**TASK TO COMPLETE:**
Copy, from the entries below, each line where the word "color" can be found.

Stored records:

----------

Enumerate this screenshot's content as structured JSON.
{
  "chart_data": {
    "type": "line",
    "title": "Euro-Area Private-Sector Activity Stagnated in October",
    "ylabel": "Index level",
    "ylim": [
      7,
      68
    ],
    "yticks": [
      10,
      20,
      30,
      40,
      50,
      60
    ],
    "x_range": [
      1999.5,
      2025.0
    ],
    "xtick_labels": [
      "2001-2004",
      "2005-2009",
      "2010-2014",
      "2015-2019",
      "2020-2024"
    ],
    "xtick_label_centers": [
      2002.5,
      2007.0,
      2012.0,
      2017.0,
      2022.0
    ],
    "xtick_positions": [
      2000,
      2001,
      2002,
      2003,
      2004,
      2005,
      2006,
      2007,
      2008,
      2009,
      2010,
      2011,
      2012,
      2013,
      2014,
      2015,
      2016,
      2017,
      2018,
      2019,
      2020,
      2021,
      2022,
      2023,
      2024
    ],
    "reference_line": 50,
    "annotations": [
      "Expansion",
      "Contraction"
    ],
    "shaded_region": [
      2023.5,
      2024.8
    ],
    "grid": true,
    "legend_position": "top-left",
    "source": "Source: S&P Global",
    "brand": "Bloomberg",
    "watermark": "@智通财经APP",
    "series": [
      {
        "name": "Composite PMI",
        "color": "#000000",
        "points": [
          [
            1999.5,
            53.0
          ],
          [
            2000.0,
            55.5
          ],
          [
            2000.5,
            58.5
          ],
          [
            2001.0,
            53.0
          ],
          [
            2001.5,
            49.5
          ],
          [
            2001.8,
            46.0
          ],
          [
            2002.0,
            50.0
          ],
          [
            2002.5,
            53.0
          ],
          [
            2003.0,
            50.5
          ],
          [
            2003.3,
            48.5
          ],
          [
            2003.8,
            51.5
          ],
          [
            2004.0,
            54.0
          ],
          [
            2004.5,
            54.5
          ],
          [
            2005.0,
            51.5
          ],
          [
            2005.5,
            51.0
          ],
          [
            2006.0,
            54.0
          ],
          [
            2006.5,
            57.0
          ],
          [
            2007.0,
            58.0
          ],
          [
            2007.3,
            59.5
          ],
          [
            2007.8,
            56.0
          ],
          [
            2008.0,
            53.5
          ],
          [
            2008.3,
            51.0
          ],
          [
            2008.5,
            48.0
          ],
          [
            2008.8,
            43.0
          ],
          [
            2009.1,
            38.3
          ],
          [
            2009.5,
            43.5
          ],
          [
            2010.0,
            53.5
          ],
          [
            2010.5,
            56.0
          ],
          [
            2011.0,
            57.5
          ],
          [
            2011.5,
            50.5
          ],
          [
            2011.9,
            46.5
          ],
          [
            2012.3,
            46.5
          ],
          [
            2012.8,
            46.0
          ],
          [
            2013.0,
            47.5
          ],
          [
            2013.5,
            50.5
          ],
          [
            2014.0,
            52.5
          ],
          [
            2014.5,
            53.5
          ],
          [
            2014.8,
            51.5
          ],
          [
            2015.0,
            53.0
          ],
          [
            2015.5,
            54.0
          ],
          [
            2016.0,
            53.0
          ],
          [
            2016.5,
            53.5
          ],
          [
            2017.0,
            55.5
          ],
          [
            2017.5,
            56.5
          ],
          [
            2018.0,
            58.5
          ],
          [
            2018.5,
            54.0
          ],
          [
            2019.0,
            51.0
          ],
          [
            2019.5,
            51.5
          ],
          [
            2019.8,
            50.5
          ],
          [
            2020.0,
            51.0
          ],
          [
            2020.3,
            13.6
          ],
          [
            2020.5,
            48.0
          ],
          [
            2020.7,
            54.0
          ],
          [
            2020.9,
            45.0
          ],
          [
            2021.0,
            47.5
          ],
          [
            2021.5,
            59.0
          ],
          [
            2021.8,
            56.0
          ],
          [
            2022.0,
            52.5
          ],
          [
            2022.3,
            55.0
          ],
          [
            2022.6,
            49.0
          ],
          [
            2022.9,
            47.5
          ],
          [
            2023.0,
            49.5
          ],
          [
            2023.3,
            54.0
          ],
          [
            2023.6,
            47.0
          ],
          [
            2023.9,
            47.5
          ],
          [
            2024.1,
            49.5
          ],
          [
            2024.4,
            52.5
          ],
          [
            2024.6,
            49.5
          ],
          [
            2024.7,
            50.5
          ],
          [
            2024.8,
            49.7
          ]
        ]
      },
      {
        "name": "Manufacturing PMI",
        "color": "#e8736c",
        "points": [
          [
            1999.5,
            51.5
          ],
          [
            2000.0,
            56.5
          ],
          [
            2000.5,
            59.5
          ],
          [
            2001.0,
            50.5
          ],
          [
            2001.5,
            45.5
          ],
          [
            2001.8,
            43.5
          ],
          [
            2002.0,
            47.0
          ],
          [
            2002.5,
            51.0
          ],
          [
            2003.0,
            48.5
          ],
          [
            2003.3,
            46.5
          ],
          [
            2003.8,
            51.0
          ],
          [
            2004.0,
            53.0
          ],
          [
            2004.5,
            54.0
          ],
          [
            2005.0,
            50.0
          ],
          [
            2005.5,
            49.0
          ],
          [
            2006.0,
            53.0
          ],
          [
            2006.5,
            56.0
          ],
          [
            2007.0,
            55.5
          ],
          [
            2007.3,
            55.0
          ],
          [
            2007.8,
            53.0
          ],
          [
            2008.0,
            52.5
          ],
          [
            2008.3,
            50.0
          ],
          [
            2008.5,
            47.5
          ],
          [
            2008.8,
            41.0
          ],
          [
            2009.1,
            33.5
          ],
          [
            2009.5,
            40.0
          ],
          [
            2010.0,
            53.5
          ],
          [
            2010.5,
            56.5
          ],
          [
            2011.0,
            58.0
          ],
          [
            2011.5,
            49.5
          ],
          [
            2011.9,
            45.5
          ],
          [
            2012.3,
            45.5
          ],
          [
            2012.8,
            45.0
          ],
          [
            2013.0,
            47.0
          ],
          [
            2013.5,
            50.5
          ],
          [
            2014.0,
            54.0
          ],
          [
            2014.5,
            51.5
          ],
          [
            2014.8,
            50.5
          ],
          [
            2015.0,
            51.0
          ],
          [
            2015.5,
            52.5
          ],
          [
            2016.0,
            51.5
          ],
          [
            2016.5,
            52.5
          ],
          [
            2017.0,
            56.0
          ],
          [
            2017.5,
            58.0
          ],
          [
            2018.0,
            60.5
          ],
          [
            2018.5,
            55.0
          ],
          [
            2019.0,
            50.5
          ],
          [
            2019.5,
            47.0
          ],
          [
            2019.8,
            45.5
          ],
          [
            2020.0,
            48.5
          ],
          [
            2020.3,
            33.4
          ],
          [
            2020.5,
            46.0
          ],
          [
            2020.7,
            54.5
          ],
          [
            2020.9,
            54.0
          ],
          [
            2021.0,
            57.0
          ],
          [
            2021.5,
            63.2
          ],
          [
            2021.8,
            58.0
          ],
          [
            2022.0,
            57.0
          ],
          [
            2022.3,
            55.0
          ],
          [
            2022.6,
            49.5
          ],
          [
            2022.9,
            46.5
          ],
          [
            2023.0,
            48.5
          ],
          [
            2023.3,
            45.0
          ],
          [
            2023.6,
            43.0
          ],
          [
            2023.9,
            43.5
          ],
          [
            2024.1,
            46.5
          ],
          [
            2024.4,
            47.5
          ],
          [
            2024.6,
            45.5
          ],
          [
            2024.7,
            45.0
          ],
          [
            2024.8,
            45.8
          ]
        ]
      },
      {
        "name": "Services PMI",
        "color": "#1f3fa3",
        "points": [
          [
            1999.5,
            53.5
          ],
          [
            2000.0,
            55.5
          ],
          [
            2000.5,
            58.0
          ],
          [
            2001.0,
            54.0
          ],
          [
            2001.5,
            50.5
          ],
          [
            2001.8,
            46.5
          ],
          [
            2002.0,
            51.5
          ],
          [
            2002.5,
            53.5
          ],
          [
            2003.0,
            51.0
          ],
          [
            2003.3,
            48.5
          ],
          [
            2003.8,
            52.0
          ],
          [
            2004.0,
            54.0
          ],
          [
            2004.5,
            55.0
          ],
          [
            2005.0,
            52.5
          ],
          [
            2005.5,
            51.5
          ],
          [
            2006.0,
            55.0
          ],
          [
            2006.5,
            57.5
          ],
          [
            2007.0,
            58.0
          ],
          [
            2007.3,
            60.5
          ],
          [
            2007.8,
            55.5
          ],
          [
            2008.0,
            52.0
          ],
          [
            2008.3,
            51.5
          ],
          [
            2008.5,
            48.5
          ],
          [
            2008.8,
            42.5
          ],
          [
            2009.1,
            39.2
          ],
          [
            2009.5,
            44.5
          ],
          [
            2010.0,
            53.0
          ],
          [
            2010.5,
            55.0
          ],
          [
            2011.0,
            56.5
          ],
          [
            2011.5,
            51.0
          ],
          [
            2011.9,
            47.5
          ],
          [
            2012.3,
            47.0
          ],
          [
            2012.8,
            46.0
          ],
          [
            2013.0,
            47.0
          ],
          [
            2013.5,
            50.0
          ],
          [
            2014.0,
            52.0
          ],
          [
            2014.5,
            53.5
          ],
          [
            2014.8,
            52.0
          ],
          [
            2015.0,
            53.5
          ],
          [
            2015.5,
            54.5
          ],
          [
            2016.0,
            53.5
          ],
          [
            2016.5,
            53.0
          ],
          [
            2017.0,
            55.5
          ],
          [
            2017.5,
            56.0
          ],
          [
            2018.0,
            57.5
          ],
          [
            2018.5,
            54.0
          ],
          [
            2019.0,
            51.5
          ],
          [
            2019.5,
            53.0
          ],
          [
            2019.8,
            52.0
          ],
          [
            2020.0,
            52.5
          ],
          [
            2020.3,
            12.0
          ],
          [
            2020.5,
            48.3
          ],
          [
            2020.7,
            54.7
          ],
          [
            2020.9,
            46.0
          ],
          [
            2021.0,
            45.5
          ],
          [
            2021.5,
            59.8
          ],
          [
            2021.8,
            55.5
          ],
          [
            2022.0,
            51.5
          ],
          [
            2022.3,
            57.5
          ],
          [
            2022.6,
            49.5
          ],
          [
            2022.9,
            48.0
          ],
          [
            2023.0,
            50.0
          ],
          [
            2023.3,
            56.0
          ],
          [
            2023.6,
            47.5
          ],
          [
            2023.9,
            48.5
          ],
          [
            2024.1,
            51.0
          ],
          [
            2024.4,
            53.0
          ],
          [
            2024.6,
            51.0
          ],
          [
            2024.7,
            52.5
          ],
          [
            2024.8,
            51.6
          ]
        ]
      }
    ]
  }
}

----------

**SOLUTION FOR THIS EXERCISE:**
        "color": "#000000",
        "color": "#e8736c",
        "color": "#1f3fa3",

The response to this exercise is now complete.